▶ What is being asked
Here are some entries; quote each one exactly.

START

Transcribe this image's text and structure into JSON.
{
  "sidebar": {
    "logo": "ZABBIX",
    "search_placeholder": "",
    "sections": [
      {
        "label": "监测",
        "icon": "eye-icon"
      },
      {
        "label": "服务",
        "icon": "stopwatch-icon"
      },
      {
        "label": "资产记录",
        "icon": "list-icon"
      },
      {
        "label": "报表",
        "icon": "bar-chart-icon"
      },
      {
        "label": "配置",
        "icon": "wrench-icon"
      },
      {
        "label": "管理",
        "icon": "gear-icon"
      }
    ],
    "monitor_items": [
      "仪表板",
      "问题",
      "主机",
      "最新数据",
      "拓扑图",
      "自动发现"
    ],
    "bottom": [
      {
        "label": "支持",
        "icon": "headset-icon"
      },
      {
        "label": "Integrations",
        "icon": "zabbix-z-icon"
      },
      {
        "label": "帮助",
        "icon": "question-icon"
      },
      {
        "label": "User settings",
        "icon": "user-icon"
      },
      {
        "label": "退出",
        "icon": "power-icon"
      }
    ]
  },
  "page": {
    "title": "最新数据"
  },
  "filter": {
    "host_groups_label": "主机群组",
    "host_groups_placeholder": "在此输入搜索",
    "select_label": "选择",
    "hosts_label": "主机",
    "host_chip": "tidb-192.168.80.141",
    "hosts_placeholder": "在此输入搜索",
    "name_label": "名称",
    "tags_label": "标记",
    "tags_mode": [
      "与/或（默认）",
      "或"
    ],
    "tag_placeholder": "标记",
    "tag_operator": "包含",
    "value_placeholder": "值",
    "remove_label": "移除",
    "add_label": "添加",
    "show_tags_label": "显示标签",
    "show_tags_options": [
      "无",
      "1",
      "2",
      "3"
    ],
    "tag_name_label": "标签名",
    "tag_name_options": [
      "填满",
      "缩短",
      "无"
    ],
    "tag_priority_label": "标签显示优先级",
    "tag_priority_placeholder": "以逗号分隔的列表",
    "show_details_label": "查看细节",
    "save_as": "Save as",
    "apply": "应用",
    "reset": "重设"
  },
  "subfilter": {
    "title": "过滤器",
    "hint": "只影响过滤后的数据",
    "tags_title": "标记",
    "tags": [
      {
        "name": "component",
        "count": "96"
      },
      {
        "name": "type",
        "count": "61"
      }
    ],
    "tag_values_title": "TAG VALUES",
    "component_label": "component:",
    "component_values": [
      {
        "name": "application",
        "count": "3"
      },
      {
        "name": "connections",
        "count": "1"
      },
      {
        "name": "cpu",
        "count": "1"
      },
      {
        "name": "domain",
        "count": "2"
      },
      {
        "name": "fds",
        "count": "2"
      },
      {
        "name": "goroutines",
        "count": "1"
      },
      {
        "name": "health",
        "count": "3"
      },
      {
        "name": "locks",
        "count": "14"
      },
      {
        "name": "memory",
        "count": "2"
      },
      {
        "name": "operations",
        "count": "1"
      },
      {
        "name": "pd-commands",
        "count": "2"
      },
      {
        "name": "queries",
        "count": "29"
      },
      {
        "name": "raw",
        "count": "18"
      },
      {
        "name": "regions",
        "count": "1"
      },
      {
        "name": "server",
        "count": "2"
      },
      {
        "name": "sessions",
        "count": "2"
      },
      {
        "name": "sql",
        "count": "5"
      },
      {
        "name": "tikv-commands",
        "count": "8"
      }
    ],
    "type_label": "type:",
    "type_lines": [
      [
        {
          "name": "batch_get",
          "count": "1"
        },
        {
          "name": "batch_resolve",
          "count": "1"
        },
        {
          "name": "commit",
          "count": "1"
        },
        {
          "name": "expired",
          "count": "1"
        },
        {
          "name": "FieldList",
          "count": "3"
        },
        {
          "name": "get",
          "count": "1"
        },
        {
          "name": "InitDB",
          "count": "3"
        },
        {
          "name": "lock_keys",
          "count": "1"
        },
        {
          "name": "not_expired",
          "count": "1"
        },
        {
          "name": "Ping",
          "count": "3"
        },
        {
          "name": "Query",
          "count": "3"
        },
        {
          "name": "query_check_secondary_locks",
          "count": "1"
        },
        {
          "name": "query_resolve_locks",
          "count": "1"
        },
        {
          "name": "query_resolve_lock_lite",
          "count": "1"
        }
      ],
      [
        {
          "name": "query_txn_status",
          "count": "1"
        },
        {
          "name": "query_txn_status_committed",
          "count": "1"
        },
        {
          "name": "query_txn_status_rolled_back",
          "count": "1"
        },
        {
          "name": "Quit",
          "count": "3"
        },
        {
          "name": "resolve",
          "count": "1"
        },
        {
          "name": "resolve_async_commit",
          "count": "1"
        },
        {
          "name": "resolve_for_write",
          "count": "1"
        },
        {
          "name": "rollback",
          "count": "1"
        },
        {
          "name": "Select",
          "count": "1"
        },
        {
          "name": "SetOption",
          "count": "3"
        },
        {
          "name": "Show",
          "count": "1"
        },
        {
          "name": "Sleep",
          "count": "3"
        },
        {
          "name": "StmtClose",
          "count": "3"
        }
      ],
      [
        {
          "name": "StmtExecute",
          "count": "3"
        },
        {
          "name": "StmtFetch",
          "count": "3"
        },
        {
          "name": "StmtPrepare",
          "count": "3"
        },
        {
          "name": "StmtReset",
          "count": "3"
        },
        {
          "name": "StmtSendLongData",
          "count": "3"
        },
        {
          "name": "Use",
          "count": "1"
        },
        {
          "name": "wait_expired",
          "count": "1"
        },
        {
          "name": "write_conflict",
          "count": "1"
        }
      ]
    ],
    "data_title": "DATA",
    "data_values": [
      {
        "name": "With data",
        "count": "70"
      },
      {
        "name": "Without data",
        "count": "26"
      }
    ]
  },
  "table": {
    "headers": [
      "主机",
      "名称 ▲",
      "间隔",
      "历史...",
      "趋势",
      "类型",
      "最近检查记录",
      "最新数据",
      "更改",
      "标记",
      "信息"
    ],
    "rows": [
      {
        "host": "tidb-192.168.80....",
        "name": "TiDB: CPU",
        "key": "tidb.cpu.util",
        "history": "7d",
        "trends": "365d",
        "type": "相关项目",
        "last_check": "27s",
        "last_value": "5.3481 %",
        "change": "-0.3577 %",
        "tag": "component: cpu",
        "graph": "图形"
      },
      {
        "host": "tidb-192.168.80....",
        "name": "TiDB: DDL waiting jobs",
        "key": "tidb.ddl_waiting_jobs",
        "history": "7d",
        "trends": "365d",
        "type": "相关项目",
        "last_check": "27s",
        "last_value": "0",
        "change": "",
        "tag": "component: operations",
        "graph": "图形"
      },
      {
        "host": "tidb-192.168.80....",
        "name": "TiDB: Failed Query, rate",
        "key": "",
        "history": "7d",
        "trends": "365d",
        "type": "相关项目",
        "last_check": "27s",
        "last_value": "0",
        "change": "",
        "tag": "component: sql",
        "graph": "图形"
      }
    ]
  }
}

END

▶ Complete output
Transcribe this image's text and structure into JSON.
{
  "sidebar": {
    "logo": "ZABBIX",
    "search_placeholder": "",
    "sections": [
      {
        "label": "监测",
        "icon": "eye-icon"
      },
      {
        "label": "服务",
        "icon": "stopwatch-icon"
      },
      {
        "label": "资产记录",
        "icon": "list-icon"
      },
      {
        "label": "报表",
        "icon": "bar-chart-icon"
      },
      {
        "label": "配置",
        "icon": "wrench-icon"
      },
      {
        "label": "管理",
        "icon": "gear-icon"
      }
    ],
    "monitor_items": [
      "仪表板",
      "问题",
      "主机",
      "最新数据",
      "拓扑图",
      "自动发现"
    ],
    "bottom": [
      {
        "label": "支持",
        "icon": "headset-icon"
      },
      {
        "label": "Integrations",
        "icon": "zabbix-z-icon"
      },
      {
        "label": "帮助",
        "icon": "question-icon"
      },
      {
        "label": "User settings",
        "icon": "user-icon"
      },
      {
        "label": "退出",
        "icon": "power-icon"
      }
    ]
  },
  "page": {
    "title": "最新数据"
  },
  "filter": {
    "host_groups_label": "主机群组",
    "host_groups_placeholder": "在此输入搜索",
    "select_label": "选择",
    "hosts_label": "主机",
    "host_chip": "tidb-192.168.80.141",
    "hosts_placeholder": "在此输入搜索",
    "name_label": "名称",
    "tags_label": "标记",
    "tags_mode": [
      "与/或（默认）",
      "或"
    ],
    "tag_placeholder": "标记",
    "tag_operator": "包含",
    "value_placeholder": "值",
    "remove_label": "移除",
    "add_label": "添加",
    "show_tags_label": "显示标签",
    "show_tags_options": [
      "无",
      "1",
      "2",
      "3"
    ],
    "tag_name_label": "标签名",
    "tag_name_options": [
      "填满",
      "缩短",
      "无"
    ],
    "tag_priority_label": "标签显示优先级",
    "tag_priority_placeholder": "以逗号分隔的列表",
    "show_details_label": "查看细节",
    "save_as": "Save as",
    "apply": "应用",
    "reset": "重设"
  },
  "subfilter": {
    "title": "过滤器",
    "hint": "只影响过滤后的数据",
    "tags_title": "标记",
    "tags": [
      {
        "name": "component",
        "count": "96"
      },
      {
        "name": "type",
        "count": "61"
      }
    ],
    "tag_values_title": "TAG VALUES",
    "component_label": "component:",
    "component_values": [
      {
        "name": "application",
        "count": "3"
      },
      {
        "name": "connections",
        "count": "1"
      },
      {
        "name": "cpu",
        "count": "1"
      },
      {
        "name": "domain",
        "count": "2"
      },
      {
        "name": "fds",
        "count": "2"
      },
      {
        "name": "goroutines",
        "count": "1"
      },
      {
        "name": "health",
        "count": "3"
      },
      {
        "name": "locks",
        "count": "14"
      },
      {
        "name": "memory",
        "count": "2"
      },
      {
        "name": "operations",
        "count": "1"
      },
      {
        "name": "pd-commands",
        "count": "2"
      },
      {
        "name": "queries",
        "count": "29"
      },
      {
        "name": "raw",
        "count": "18"
      },
      {
        "name": "regions",
        "count": "1"
      },
      {
        "name": "server",
        "count": "2"
      },
      {
        "name": "sessions",
        "count": "2"
      },
      {
        "name": "sql",
        "count": "5"
      },
      {
        "name": "tikv-commands",
        "count": "8"
      }
    ],
    "type_label": "type:",
    "type_lines": [
      [
        {
          "name": "batch_get",
          "count": "1"
        },
        {
          "name": "batch_resolve",
          "count": "1"
        },
        {
          "name": "commit",
          "count": "1"
        },
        {
          "name": "expired",
          "count": "1"
        },
        {
          "name": "FieldList",
          "count": "3"
        },
        {
          "name": "get",
          "count": "1"
        },
        {
          "name": "InitDB",
          "count": "3"
        },
        {
          "name": "lock_keys",
          "count": "1"
        },
        {
          "name": "not_expired",
          "count": "1"
        },
        {
          "name": "Ping",
          "count": "3"
        },
        {
          "name": "Query",
          "count": "3"
        },
        {
          "name": "query_check_secondary_locks",
          "count": "1"
        },
        {
          "name": "query_resolve_locks",
          "count": "1"
        },
        {
          "name": "query_resolve_lock_lite",
          "count": "1"
        }
      ],
      [
        {
          "name": "query_txn_status",
          "count": "1"
        },
        {
          "name": "query_txn_status_committed",
          "count": "1"
        },
        {
          "name": "query_txn_status_rolled_back",
          "count": "1"
        },
        {
          "name": "Quit",
          "count": "3"
        },
        {
          "name": "resolve",
          "count": "1"
        },
        {
          "name": "resolve_async_commit",
          "count": "1"
        },
        {
          "name": "resolve_for_write",
          "count": "1"
        },
        {
          "name": "rollback",
          "count": "1"
        },
        {
          "name": "Select",
          "count": "1"
        },
        {
          "name": "SetOption",
          "count": "3"
        },
        {
          "name": "Show",
          "count": "1"
        },
        {
          "name": "Sleep",
          "count": "3"
        },
        {
          "name": "StmtClose",
          "count": "3"
        }
      ],
      [
        {
          "name": "StmtExecute",
          "count": "3"
        },
        {
          "name": "StmtFetch",
          "count": "3"
        },
        {
          "name": "StmtPrepare",
          "count": "3"
        },
        {
          "name": "StmtReset",
          "count": "3"
        },
        {
          "name": "StmtSendLongData",
          "count": "3"
        },
        {
          "name": "Use",
          "count": "1"
        },
        {
          "name": "wait_expired",
          "count": "1"
        },
        {
          "name": "write_conflict",
          "count": "1"
        }
      ]
    ],
    "data_title": "DATA",
    "data_values": [
      {
        "name": "With data",
        "count": "70"
      },
      {
        "name": "Without data",
        "count": "26"
      }
    ]
  },
  "table": {
    "headers": [
      "主机",
      "名称 ▲",
      "间隔",
      "历史...",
      "趋势",
      "类型",
      "最近检查记录",
      "最新数据",
      "更改",
      "标记",
      "信息"
    ],
    "rows": [
      {
        "host": "tidb-192.168.80....",
        "name": "TiDB: CPU",
        "key": "tidb.cpu.util",
        "history": "7d",
        "trends": "365d",
        "type": "相关项目",
        "last_check": "27s",
        "last_value": "5.3481 %",
        "change": "-0.3577 %",
        "tag": "component: cpu",
        "graph": "图形"
      },
      {
        "host": "tidb-192.168.80....",
        "name": "TiDB: DDL waiting jobs",
        "key": "tidb.ddl_waiting_jobs",
        "history": "7d",
        "trends": "365d",
        "type": "相关项目",
        "last_check": "27s",
        "last_value": "0",
        "change": "",
        "tag": "component: operations",
        "graph": "图形"
      },
      {
        "host": "tidb-192.168.80....",
        "name": "TiDB: Failed Query, rate",
        "key": "",
        "history": "7d",
        "trends": "365d",
        "type": "相关项目",
        "last_check": "27s",
        "last_value": "0",
        "change": "",
        "tag": "component: sql",
        "graph": "图形"
      }
    ]
  }
}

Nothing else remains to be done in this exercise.